(To be done): Find the lines that contain the word "home" and copy each one.

(Extracted records):

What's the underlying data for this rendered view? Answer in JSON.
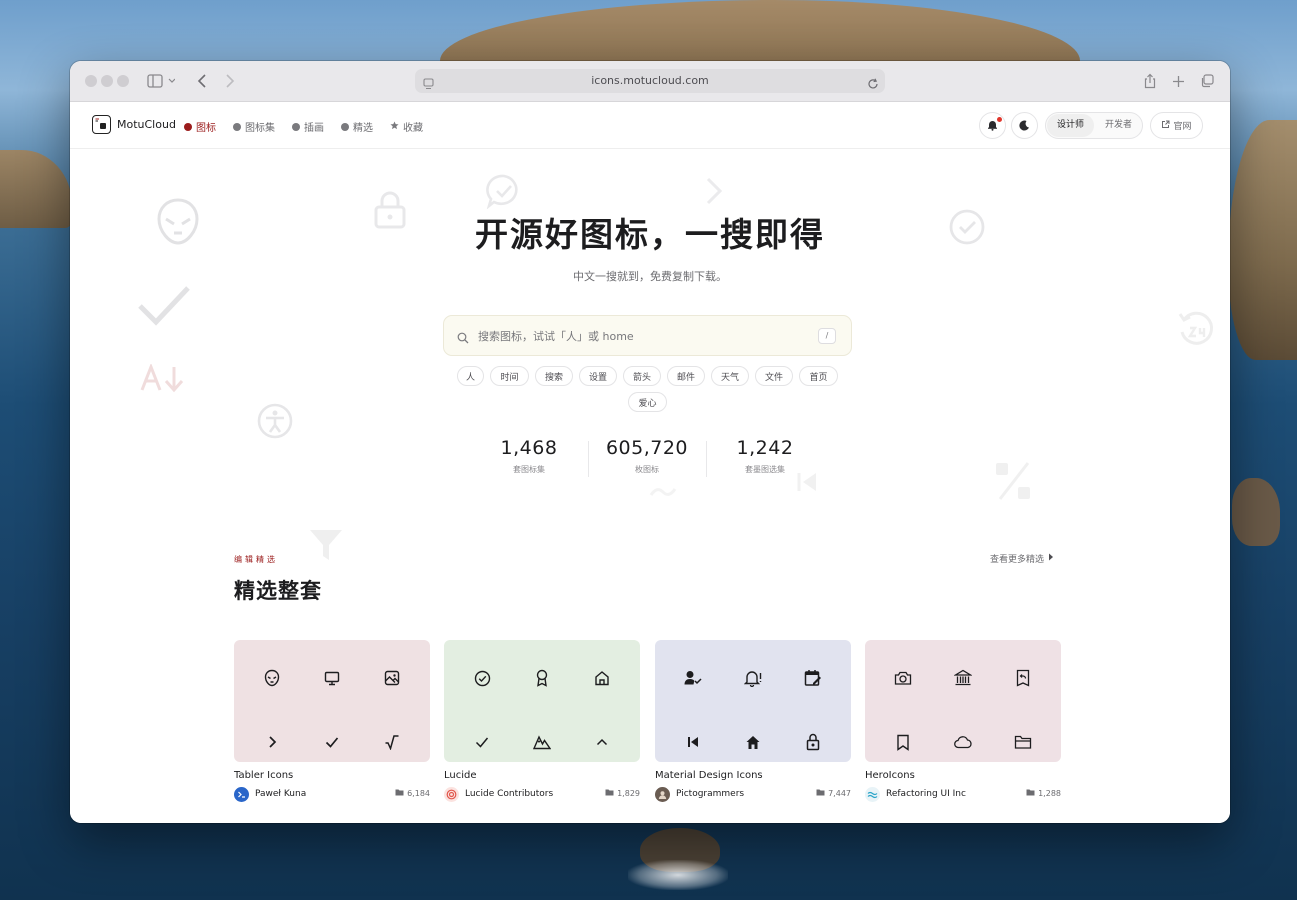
{
  "browser": {
    "url": "icons.motucloud.com"
  },
  "header": {
    "brand": "MotuCloud",
    "nav": [
      {
        "label": "图标",
        "icon": "icon-badge-icon",
        "active": true
      },
      {
        "label": "图标集",
        "icon": "cube-icon",
        "active": false
      },
      {
        "label": "插画",
        "icon": "cube-icon",
        "active": false
      },
      {
        "label": "精选",
        "icon": "check-badge-icon",
        "active": false
      },
      {
        "label": "收藏",
        "icon": "star-icon",
        "active": false
      }
    ],
    "role_segment": {
      "designer": "设计师",
      "developer": "开发者",
      "selected": "设计师"
    },
    "site_link": "官网"
  },
  "hero": {
    "title": "开源好图标，一搜即得",
    "subtitle": "中文一搜就到，免费复制下载。",
    "search_placeholder": "搜索图标，试试「人」或 home",
    "search_shortcut": "/",
    "chips": [
      "人",
      "时间",
      "搜索",
      "设置",
      "箭头",
      "邮件",
      "天气",
      "文件",
      "首页",
      "爱心"
    ],
    "stats": [
      {
        "value": "1,468",
        "label": "套图标集"
      },
      {
        "value": "605,720",
        "label": "枚图标"
      },
      {
        "value": "1,242",
        "label": "套墨图选集"
      }
    ]
  },
  "featured": {
    "kicker": "编辑精选",
    "title": "精选整套",
    "more_link": "查看更多精选",
    "cards": [
      {
        "name": "Tabler Icons",
        "author": "Paweł Kuna",
        "count": "6,184",
        "tile_color": "#efe1e3",
        "icons": [
          "alien-icon",
          "monitor-icon",
          "photo-icon",
          "chevron-right-icon",
          "check-icon",
          "square-root-icon"
        ]
      },
      {
        "name": "Lucide",
        "author": "Lucide Contributors",
        "count": "1,829",
        "tile_color": "#e3eee1",
        "icons": [
          "circle-check-icon",
          "award-icon",
          "house-icon",
          "check-icon",
          "mountain-icon",
          "chevron-up-icon"
        ]
      },
      {
        "name": "Material Design Icons",
        "author": "Pictogrammers",
        "count": "7,447",
        "tile_color": "#e1e3ef",
        "icons": [
          "account-check-icon",
          "bell-alert-icon",
          "calendar-edit-icon",
          "skip-previous-icon",
          "home-icon",
          "lock-open-icon"
        ]
      },
      {
        "name": "HeroIcons",
        "author": "Refactoring UI Inc",
        "count": "1,288",
        "tile_color": "#efe1e5",
        "icons": [
          "camera-icon",
          "building-library-icon",
          "receipt-refund-icon",
          "bookmark-icon",
          "cloud-icon",
          "folder-icon"
        ]
      }
    ]
  },
  "colors": {
    "accent": "#9b1c1c",
    "search_bg": "#fbfaf1"
  }
}
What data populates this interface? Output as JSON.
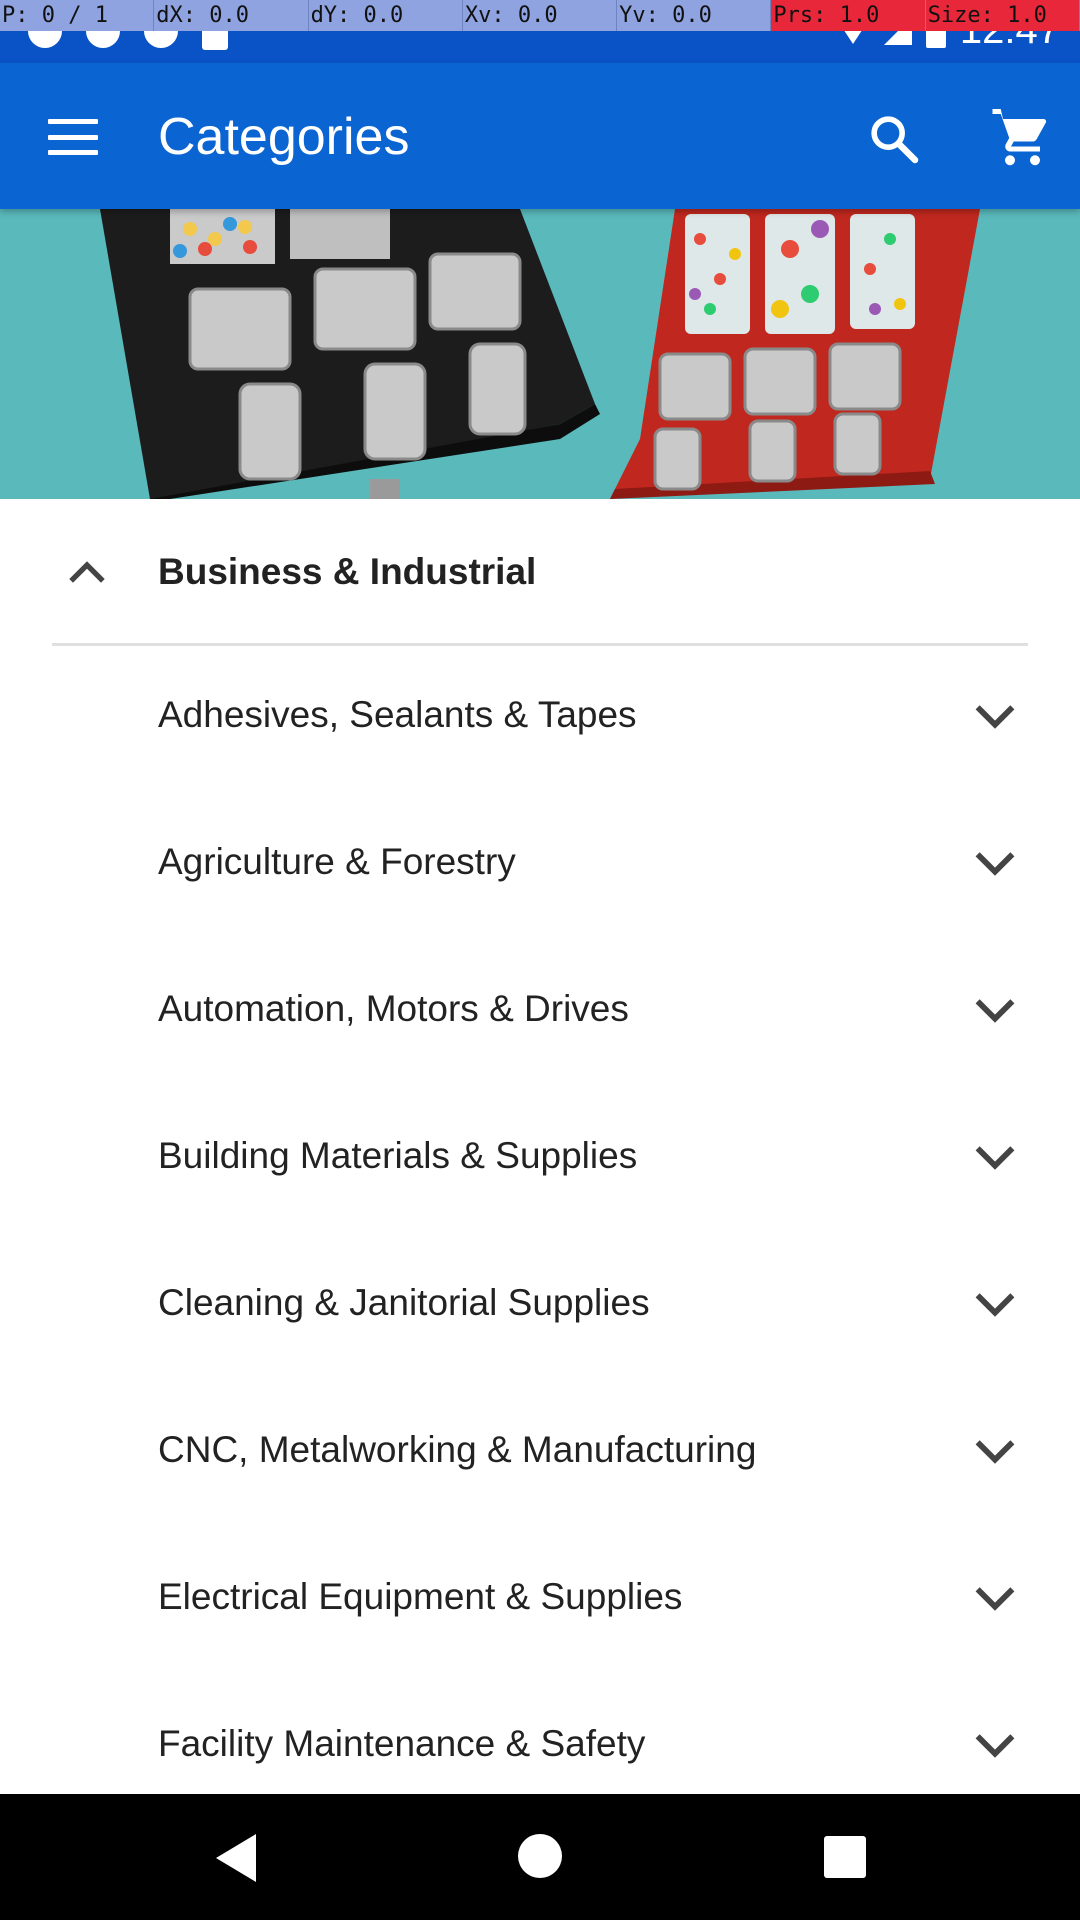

(Output for this task):
    "search_placeholder": "搜索图标，试试「人」或 home",
          "home-icon",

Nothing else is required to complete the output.